**Exercise:** Copy out the lines that include the word "投资时报".

**Records provided:**
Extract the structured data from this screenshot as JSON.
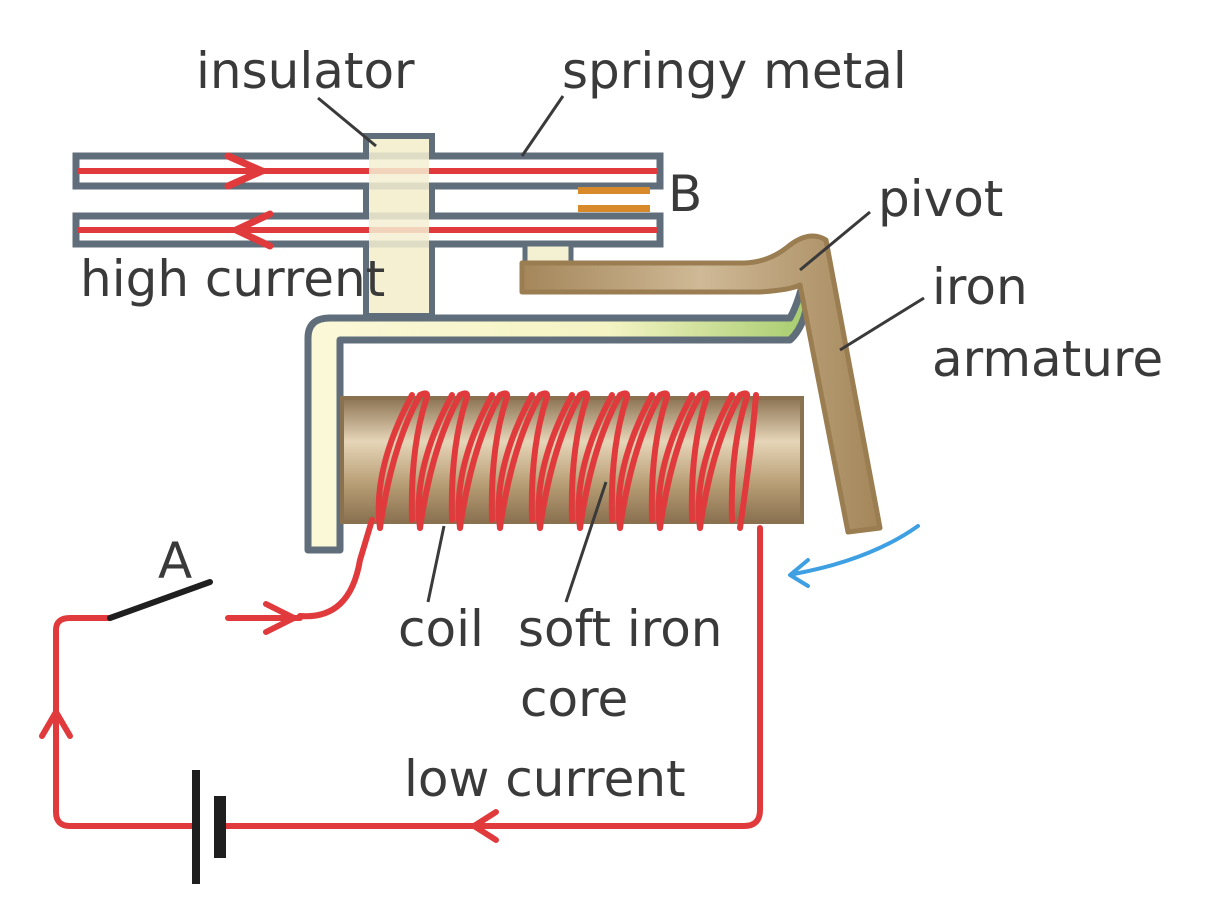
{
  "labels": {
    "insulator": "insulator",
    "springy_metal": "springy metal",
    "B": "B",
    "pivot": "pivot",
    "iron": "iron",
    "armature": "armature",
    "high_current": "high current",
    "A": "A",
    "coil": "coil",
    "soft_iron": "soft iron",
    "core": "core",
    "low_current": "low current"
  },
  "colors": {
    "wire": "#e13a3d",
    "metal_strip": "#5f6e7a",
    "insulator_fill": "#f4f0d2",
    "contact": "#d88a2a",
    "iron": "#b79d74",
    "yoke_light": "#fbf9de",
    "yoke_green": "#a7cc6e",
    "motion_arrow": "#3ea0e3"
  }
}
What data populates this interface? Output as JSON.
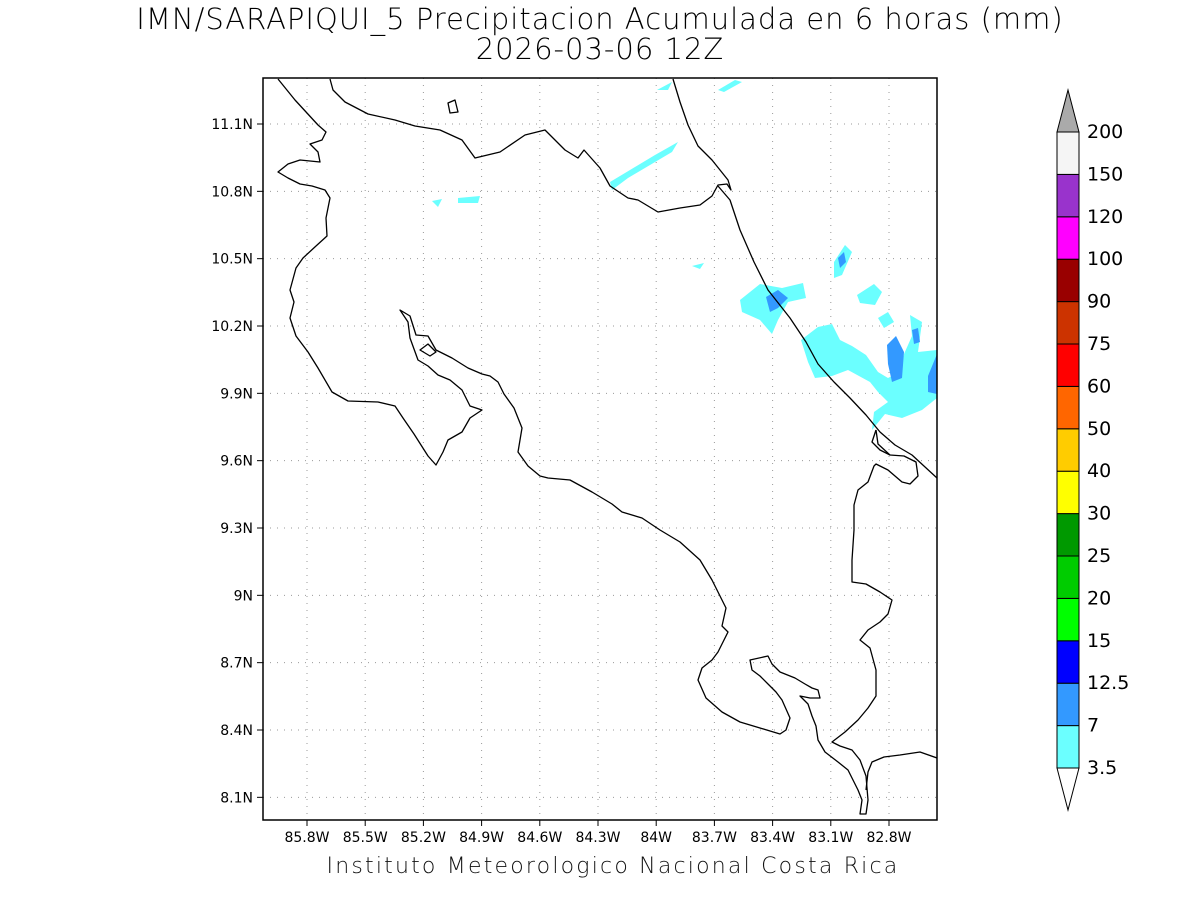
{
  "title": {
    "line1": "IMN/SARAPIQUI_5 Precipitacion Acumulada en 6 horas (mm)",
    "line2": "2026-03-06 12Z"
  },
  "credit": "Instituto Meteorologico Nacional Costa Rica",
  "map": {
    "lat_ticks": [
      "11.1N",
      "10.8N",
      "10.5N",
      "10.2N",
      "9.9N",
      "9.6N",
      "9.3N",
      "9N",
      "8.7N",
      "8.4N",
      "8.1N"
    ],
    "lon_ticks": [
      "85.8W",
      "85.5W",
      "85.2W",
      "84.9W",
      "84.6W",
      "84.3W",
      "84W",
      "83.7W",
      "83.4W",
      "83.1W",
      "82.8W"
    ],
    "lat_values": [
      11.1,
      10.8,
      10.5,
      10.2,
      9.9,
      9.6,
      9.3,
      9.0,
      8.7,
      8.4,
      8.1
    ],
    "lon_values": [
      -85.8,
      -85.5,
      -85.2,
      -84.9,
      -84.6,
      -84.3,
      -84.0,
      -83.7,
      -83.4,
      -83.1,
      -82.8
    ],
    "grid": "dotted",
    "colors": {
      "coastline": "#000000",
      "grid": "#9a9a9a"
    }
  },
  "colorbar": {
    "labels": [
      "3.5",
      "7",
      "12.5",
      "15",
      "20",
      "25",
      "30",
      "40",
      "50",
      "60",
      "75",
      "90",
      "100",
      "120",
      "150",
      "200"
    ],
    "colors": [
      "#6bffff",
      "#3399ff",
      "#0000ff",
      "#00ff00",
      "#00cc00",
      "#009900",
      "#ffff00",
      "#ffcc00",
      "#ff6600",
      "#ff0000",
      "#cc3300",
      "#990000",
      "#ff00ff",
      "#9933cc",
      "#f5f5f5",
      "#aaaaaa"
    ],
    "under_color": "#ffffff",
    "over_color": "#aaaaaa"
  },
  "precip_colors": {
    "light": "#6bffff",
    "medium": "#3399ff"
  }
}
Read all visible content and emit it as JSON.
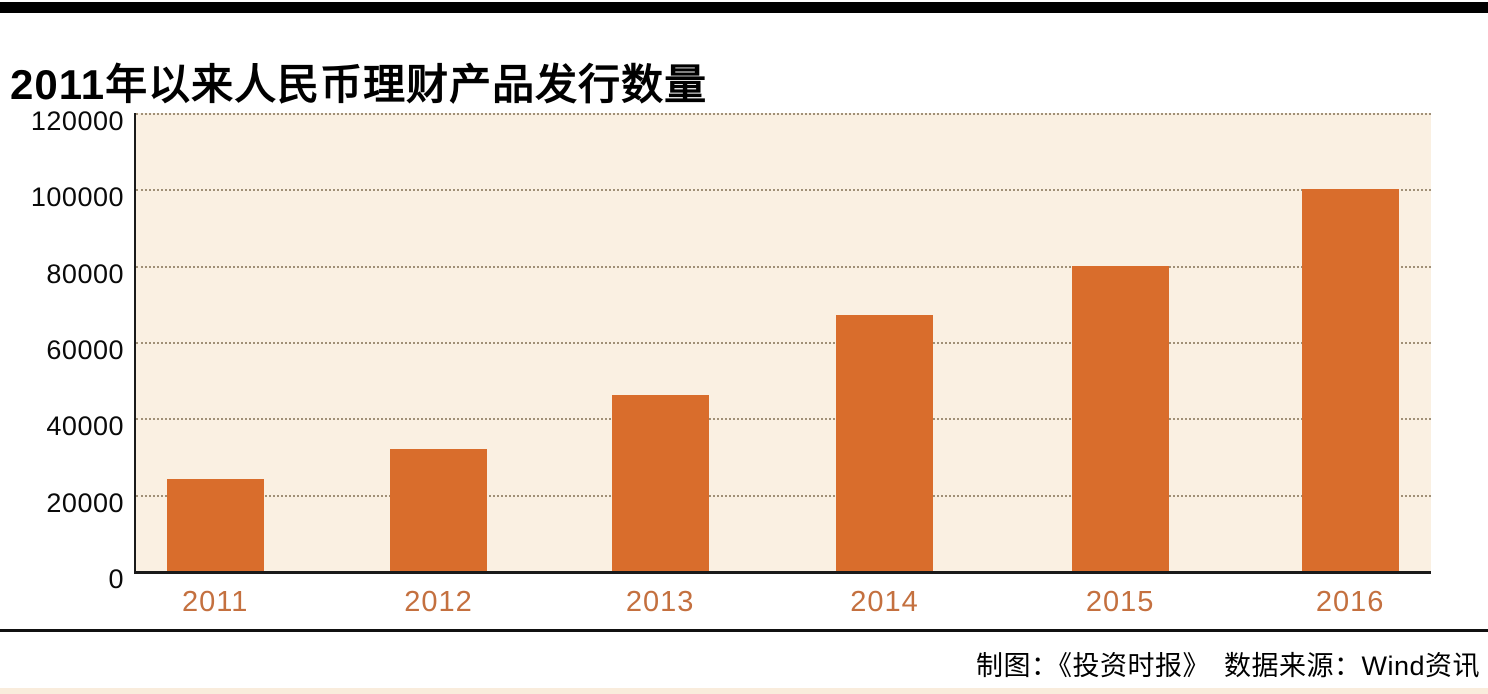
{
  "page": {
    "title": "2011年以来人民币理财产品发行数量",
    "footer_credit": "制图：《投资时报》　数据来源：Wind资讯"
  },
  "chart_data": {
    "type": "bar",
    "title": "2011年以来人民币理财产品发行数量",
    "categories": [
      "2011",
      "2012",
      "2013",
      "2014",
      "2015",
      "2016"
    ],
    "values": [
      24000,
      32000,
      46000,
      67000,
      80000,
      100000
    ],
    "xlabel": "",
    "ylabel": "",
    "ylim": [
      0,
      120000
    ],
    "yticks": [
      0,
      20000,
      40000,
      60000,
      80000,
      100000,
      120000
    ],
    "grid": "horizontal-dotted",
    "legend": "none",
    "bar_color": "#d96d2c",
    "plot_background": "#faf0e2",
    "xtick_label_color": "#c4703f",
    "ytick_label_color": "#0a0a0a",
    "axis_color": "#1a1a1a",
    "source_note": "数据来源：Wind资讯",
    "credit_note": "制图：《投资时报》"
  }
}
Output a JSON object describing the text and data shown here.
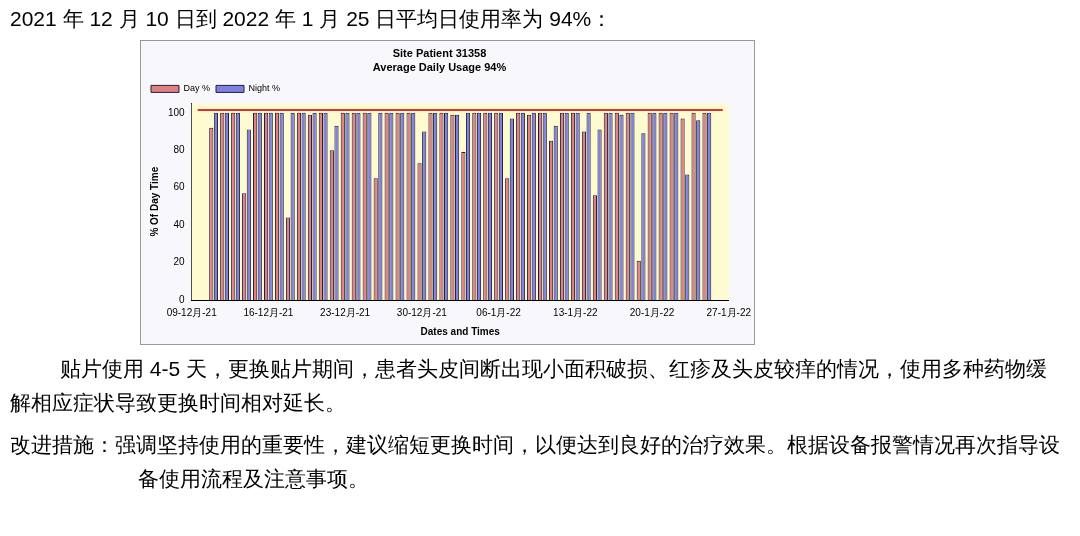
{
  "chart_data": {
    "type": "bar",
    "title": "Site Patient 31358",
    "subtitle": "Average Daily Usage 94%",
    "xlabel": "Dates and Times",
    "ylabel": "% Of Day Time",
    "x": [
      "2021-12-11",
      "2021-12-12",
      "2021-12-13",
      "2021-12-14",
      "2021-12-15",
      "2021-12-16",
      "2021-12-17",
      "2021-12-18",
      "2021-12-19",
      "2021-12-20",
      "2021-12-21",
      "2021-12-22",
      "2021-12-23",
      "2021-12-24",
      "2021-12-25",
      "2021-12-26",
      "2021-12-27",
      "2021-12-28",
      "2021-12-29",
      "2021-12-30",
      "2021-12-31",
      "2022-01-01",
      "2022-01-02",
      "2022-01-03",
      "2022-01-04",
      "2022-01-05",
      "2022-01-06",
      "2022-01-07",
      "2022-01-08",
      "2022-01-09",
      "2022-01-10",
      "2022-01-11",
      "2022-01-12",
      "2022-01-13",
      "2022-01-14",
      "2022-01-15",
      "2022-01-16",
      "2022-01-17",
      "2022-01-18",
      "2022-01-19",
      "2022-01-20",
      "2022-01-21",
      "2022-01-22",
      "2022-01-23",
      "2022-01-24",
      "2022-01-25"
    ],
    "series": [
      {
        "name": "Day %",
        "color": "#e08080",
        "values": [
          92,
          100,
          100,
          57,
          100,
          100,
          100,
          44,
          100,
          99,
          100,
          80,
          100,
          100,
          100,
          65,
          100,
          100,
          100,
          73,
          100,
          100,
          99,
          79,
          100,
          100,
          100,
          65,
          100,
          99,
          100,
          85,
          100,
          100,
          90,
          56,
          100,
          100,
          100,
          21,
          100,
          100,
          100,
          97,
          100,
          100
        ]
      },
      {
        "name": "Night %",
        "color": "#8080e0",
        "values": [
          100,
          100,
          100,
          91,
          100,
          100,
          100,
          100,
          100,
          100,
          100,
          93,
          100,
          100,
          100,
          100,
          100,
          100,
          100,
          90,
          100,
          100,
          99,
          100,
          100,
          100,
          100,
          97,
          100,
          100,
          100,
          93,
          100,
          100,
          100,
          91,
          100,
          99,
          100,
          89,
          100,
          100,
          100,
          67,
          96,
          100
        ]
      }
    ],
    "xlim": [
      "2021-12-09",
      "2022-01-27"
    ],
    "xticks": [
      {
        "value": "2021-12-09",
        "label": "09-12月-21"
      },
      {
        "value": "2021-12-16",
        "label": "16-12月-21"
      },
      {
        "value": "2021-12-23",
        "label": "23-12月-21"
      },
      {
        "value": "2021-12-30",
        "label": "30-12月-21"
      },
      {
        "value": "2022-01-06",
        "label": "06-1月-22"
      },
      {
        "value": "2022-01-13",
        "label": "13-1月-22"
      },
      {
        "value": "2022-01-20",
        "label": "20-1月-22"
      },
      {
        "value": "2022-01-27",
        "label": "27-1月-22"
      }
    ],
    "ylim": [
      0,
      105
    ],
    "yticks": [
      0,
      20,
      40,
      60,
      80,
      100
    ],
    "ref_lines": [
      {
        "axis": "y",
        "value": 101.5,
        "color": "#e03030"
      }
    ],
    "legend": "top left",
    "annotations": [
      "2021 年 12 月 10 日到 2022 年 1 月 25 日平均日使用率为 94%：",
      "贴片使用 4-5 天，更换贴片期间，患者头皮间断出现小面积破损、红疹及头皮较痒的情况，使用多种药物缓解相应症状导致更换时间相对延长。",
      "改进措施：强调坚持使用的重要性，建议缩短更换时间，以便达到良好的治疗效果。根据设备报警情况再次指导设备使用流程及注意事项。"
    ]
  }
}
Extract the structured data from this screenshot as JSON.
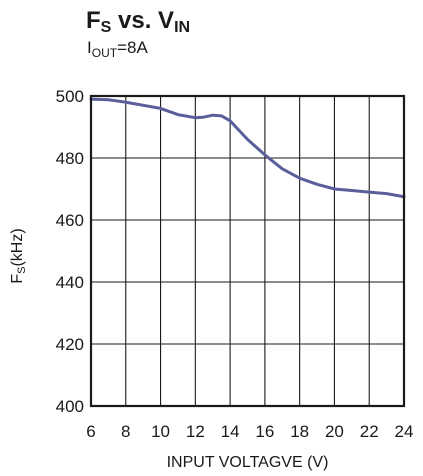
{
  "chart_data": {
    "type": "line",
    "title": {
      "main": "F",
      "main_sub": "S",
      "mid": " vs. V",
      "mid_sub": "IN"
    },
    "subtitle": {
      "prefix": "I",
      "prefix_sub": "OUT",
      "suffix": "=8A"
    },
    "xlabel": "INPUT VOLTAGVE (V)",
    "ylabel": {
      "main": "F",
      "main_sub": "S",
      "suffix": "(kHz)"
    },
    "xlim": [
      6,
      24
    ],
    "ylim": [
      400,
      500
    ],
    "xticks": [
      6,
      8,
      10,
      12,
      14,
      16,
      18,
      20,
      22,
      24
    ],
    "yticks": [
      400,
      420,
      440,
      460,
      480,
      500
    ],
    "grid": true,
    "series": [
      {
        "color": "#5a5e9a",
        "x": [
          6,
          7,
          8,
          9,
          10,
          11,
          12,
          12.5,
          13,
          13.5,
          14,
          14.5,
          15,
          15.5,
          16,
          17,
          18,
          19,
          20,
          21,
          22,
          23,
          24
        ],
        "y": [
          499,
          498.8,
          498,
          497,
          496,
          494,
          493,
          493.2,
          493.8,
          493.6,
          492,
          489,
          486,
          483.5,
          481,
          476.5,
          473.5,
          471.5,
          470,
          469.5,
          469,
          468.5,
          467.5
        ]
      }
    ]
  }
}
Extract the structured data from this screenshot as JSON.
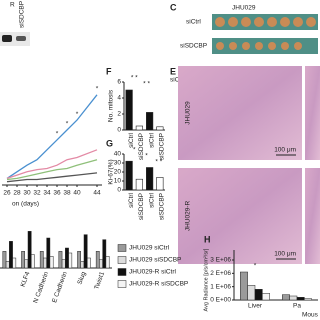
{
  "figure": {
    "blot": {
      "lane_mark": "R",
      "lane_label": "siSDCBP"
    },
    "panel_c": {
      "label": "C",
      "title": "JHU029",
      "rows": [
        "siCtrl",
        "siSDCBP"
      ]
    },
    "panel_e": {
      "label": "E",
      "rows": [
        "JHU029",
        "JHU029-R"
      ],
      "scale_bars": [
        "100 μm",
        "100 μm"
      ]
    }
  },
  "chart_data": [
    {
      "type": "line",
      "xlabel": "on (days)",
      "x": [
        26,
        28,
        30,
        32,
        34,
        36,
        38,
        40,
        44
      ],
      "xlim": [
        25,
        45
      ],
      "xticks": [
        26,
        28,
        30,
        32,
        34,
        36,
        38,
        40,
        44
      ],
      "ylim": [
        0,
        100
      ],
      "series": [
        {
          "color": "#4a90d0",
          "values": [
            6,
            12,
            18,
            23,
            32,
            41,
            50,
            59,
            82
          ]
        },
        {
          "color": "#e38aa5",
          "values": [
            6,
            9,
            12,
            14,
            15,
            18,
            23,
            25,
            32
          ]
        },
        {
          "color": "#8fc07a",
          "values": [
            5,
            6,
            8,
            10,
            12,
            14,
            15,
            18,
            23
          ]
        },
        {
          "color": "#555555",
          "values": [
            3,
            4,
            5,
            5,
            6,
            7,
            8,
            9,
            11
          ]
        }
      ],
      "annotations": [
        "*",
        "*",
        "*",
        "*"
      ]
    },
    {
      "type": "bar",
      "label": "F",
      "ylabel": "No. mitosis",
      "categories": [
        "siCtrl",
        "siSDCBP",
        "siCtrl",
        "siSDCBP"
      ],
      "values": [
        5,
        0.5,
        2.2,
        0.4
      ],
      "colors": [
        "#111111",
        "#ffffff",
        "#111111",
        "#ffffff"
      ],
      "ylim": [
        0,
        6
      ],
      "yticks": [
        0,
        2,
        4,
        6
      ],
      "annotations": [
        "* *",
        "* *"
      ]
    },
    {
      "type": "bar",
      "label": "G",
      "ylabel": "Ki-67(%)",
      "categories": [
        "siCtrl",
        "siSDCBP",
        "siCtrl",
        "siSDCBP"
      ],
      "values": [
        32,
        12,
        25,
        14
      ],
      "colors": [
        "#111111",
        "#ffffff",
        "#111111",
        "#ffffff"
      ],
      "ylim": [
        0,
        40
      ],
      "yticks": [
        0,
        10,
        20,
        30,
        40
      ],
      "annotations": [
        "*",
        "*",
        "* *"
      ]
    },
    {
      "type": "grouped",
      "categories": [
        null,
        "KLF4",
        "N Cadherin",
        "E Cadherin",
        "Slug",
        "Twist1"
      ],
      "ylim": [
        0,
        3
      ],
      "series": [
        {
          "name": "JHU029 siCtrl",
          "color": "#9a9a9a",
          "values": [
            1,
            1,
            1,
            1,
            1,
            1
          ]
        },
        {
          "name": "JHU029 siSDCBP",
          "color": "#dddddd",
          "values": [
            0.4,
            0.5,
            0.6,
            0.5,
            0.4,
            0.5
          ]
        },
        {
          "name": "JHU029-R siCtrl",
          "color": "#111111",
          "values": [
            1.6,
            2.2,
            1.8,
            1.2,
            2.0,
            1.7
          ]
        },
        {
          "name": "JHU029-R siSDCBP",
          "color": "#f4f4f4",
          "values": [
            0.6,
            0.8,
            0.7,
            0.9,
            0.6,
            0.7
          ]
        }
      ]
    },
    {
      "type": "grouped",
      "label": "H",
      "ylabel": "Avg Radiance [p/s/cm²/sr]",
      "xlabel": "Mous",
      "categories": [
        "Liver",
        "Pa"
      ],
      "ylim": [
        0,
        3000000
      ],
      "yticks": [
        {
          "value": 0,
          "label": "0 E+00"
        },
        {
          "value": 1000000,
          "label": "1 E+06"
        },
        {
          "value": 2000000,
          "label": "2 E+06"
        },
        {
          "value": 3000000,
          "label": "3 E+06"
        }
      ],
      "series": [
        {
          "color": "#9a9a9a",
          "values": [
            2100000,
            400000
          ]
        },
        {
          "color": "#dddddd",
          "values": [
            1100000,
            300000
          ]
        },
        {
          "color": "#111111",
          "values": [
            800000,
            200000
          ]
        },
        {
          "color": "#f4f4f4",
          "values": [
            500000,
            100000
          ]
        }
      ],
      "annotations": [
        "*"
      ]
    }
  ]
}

**Solution below:**
    "footer_credit": "制图：《投资时报》　数据来源：Wind资讯"
    "credit_note": "制图：《投资时报》"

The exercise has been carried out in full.